TASK INSTRUCTIONS: Print out the entries below with no edits.

Records about charts and figures:
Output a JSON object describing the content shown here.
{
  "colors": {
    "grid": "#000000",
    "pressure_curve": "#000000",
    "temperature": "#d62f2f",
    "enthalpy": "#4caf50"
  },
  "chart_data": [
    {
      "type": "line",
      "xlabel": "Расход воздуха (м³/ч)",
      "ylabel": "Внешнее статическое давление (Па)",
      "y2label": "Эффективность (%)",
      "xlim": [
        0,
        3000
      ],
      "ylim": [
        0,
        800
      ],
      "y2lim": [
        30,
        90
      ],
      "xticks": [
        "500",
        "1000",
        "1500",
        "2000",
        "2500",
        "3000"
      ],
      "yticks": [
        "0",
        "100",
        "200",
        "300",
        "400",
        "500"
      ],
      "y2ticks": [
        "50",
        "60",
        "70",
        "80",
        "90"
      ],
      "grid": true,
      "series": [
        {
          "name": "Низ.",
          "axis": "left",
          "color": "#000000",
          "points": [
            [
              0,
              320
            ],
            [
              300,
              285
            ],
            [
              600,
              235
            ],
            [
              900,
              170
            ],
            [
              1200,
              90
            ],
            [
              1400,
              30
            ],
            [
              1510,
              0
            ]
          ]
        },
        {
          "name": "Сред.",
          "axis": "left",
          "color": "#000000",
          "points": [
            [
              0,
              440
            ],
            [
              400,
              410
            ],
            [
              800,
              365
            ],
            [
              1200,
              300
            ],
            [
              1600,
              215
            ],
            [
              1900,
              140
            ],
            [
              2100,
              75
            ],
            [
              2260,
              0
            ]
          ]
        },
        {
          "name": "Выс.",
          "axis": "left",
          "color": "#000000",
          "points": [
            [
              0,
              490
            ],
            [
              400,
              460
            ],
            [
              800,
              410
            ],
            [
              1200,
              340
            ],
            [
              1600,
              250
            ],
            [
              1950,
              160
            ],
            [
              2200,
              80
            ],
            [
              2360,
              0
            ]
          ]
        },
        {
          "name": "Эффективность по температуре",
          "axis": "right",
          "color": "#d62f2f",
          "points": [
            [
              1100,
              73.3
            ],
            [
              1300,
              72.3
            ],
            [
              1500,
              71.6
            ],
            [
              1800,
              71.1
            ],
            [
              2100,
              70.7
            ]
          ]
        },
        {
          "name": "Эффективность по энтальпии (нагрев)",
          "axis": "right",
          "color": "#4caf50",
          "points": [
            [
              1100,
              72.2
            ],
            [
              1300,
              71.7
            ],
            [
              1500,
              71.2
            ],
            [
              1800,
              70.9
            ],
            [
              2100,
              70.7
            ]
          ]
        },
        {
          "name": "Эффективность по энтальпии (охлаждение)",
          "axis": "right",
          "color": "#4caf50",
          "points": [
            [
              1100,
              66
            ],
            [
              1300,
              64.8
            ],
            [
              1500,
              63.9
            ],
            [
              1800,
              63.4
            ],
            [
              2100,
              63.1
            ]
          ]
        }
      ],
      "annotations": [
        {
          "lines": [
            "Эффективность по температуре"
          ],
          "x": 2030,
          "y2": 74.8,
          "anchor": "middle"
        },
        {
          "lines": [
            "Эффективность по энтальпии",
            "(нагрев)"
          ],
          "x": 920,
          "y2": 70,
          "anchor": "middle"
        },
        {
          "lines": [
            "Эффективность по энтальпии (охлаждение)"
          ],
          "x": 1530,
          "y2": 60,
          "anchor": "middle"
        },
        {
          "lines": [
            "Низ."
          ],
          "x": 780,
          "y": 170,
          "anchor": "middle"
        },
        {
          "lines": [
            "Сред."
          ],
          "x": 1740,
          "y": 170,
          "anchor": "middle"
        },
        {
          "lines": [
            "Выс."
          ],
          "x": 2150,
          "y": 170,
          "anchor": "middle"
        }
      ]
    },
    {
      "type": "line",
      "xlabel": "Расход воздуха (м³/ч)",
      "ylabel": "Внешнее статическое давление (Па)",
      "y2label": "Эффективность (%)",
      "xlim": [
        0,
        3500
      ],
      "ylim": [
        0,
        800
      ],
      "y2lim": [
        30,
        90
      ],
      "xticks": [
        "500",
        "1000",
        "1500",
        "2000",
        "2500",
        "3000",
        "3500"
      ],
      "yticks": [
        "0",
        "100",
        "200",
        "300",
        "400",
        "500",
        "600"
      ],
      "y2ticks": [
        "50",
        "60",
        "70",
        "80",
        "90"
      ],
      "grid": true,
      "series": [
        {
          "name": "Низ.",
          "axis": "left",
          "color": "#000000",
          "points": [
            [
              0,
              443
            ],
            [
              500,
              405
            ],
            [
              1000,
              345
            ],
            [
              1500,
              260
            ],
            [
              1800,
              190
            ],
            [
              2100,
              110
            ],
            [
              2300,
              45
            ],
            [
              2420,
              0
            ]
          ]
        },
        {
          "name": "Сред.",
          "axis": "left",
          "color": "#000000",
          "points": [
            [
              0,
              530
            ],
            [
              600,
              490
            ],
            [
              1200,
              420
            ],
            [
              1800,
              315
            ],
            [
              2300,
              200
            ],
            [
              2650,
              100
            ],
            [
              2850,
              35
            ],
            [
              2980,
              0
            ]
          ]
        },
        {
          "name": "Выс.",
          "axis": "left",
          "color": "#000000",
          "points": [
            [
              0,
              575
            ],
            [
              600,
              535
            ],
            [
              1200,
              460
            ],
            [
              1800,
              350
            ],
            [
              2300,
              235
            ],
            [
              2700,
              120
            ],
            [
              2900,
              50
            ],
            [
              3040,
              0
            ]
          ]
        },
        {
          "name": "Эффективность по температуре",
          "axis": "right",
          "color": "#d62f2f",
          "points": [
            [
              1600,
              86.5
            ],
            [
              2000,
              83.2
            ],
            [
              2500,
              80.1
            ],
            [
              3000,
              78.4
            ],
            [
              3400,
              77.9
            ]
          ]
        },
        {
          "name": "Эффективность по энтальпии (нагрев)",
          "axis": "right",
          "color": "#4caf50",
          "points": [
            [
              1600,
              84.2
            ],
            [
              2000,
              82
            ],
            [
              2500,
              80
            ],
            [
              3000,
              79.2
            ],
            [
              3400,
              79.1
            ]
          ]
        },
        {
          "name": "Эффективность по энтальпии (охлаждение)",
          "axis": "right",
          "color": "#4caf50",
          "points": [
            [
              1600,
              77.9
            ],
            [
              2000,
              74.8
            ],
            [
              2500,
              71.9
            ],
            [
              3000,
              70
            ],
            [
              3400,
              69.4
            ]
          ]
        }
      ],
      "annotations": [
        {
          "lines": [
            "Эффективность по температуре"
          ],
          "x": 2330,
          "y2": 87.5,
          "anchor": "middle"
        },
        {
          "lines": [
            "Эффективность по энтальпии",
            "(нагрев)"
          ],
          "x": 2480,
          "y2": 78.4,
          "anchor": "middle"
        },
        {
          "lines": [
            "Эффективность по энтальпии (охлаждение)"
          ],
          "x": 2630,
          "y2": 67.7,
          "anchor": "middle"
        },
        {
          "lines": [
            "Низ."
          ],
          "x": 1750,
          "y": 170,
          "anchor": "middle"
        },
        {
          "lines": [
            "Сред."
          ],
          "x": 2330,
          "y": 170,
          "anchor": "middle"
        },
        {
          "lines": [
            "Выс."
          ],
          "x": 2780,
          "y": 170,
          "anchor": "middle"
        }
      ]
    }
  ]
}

COMPLETED EXERCISE:
Output a JSON object describing the content shown here.
{
  "colors": {
    "grid": "#000000",
    "pressure_curve": "#000000",
    "temperature": "#d62f2f",
    "enthalpy": "#4caf50"
  },
  "chart_data": [
    {
      "type": "line",
      "xlabel": "Расход воздуха (м³/ч)",
      "ylabel": "Внешнее статическое давление (Па)",
      "y2label": "Эффективность (%)",
      "xlim": [
        0,
        3000
      ],
      "ylim": [
        0,
        800
      ],
      "y2lim": [
        30,
        90
      ],
      "xticks": [
        "500",
        "1000",
        "1500",
        "2000",
        "2500",
        "3000"
      ],
      "yticks": [
        "0",
        "100",
        "200",
        "300",
        "400",
        "500"
      ],
      "y2ticks": [
        "50",
        "60",
        "70",
        "80",
        "90"
      ],
      "grid": true,
      "series": [
        {
          "name": "Низ.",
          "axis": "left",
          "color": "#000000",
          "points": [
            [
              0,
              320
            ],
            [
              300,
              285
            ],
            [
              600,
              235
            ],
            [
              900,
              170
            ],
            [
              1200,
              90
            ],
            [
              1400,
              30
            ],
            [
              1510,
              0
            ]
          ]
        },
        {
          "name": "Сред.",
          "axis": "left",
          "color": "#000000",
          "points": [
            [
              0,
              440
            ],
            [
              400,
              410
            ],
            [
              800,
              365
            ],
            [
              1200,
              300
            ],
            [
              1600,
              215
            ],
            [
              1900,
              140
            ],
            [
              2100,
              75
            ],
            [
              2260,
              0
            ]
          ]
        },
        {
          "name": "Выс.",
          "axis": "left",
          "color": "#000000",
          "points": [
            [
              0,
              490
            ],
            [
              400,
              460
            ],
            [
              800,
              410
            ],
            [
              1200,
              340
            ],
            [
              1600,
              250
            ],
            [
              1950,
              160
            ],
            [
              2200,
              80
            ],
            [
              2360,
              0
            ]
          ]
        },
        {
          "name": "Эффективность по температуре",
          "axis": "right",
          "color": "#d62f2f",
          "points": [
            [
              1100,
              73.3
            ],
            [
              1300,
              72.3
            ],
            [
              1500,
              71.6
            ],
            [
              1800,
              71.1
            ],
            [
              2100,
              70.7
            ]
          ]
        },
        {
          "name": "Эффективность по энтальпии (нагрев)",
          "axis": "right",
          "color": "#4caf50",
          "points": [
            [
              1100,
              72.2
            ],
            [
              1300,
              71.7
            ],
            [
              1500,
              71.2
            ],
            [
              1800,
              70.9
            ],
            [
              2100,
              70.7
            ]
          ]
        },
        {
          "name": "Эффективность по энтальпии (охлаждение)",
          "axis": "right",
          "color": "#4caf50",
          "points": [
            [
              1100,
              66
            ],
            [
              1300,
              64.8
            ],
            [
              1500,
              63.9
            ],
            [
              1800,
              63.4
            ],
            [
              2100,
              63.1
            ]
          ]
        }
      ],
      "annotations": [
        {
          "lines": [
            "Эффективность по температуре"
          ],
          "x": 2030,
          "y2": 74.8,
          "anchor": "middle"
        },
        {
          "lines": [
            "Эффективность по энтальпии",
            "(нагрев)"
          ],
          "x": 920,
          "y2": 70,
          "anchor": "middle"
        },
        {
          "lines": [
            "Эффективность по энтальпии (охлаждение)"
          ],
          "x": 1530,
          "y2": 60,
          "anchor": "middle"
        },
        {
          "lines": [
            "Низ."
          ],
          "x": 780,
          "y": 170,
          "anchor": "middle"
        },
        {
          "lines": [
            "Сред."
          ],
          "x": 1740,
          "y": 170,
          "anchor": "middle"
        },
        {
          "lines": [
            "Выс."
          ],
          "x": 2150,
          "y": 170,
          "anchor": "middle"
        }
      ]
    },
    {
      "type": "line",
      "xlabel": "Расход воздуха (м³/ч)",
      "ylabel": "Внешнее статическое давление (Па)",
      "y2label": "Эффективность (%)",
      "xlim": [
        0,
        3500
      ],
      "ylim": [
        0,
        800
      ],
      "y2lim": [
        30,
        90
      ],
      "xticks": [
        "500",
        "1000",
        "1500",
        "2000",
        "2500",
        "3000",
        "3500"
      ],
      "yticks": [
        "0",
        "100",
        "200",
        "300",
        "400",
        "500",
        "600"
      ],
      "y2ticks": [
        "50",
        "60",
        "70",
        "80",
        "90"
      ],
      "grid": true,
      "series": [
        {
          "name": "Низ.",
          "axis": "left",
          "color": "#000000",
          "points": [
            [
              0,
              443
            ],
            [
              500,
              405
            ],
            [
              1000,
              345
            ],
            [
              1500,
              260
            ],
            [
              1800,
              190
            ],
            [
              2100,
              110
            ],
            [
              2300,
              45
            ],
            [
              2420,
              0
            ]
          ]
        },
        {
          "name": "Сред.",
          "axis": "left",
          "color": "#000000",
          "points": [
            [
              0,
              530
            ],
            [
              600,
              490
            ],
            [
              1200,
              420
            ],
            [
              1800,
              315
            ],
            [
              2300,
              200
            ],
            [
              2650,
              100
            ],
            [
              2850,
              35
            ],
            [
              2980,
              0
            ]
          ]
        },
        {
          "name": "Выс.",
          "axis": "left",
          "color": "#000000",
          "points": [
            [
              0,
              575
            ],
            [
              600,
              535
            ],
            [
              1200,
              460
            ],
            [
              1800,
              350
            ],
            [
              2300,
              235
            ],
            [
              2700,
              120
            ],
            [
              2900,
              50
            ],
            [
              3040,
              0
            ]
          ]
        },
        {
          "name": "Эффективность по температуре",
          "axis": "right",
          "color": "#d62f2f",
          "points": [
            [
              1600,
              86.5
            ],
            [
              2000,
              83.2
            ],
            [
              2500,
              80.1
            ],
            [
              3000,
              78.4
            ],
            [
              3400,
              77.9
            ]
          ]
        },
        {
          "name": "Эффективность по энтальпии (нагрев)",
          "axis": "right",
          "color": "#4caf50",
          "points": [
            [
              1600,
              84.2
            ],
            [
              2000,
              82
            ],
            [
              2500,
              80
            ],
            [
              3000,
              79.2
            ],
            [
              3400,
              79.1
            ]
          ]
        },
        {
          "name": "Эффективность по энтальпии (охлаждение)",
          "axis": "right",
          "color": "#4caf50",
          "points": [
            [
              1600,
              77.9
            ],
            [
              2000,
              74.8
            ],
            [
              2500,
              71.9
            ],
            [
              3000,
              70
            ],
            [
              3400,
              69.4
            ]
          ]
        }
      ],
      "annotations": [
        {
          "lines": [
            "Эффективность по температуре"
          ],
          "x": 2330,
          "y2": 87.5,
          "anchor": "middle"
        },
        {
          "lines": [
            "Эффективность по энтальпии",
            "(нагрев)"
          ],
          "x": 2480,
          "y2": 78.4,
          "anchor": "middle"
        },
        {
          "lines": [
            "Эффективность по энтальпии (охлаждение)"
          ],
          "x": 2630,
          "y2": 67.7,
          "anchor": "middle"
        },
        {
          "lines": [
            "Низ."
          ],
          "x": 1750,
          "y": 170,
          "anchor": "middle"
        },
        {
          "lines": [
            "Сред."
          ],
          "x": 2330,
          "y": 170,
          "anchor": "middle"
        },
        {
          "lines": [
            "Выс."
          ],
          "x": 2780,
          "y": 170,
          "anchor": "middle"
        }
      ]
    }
  ]
}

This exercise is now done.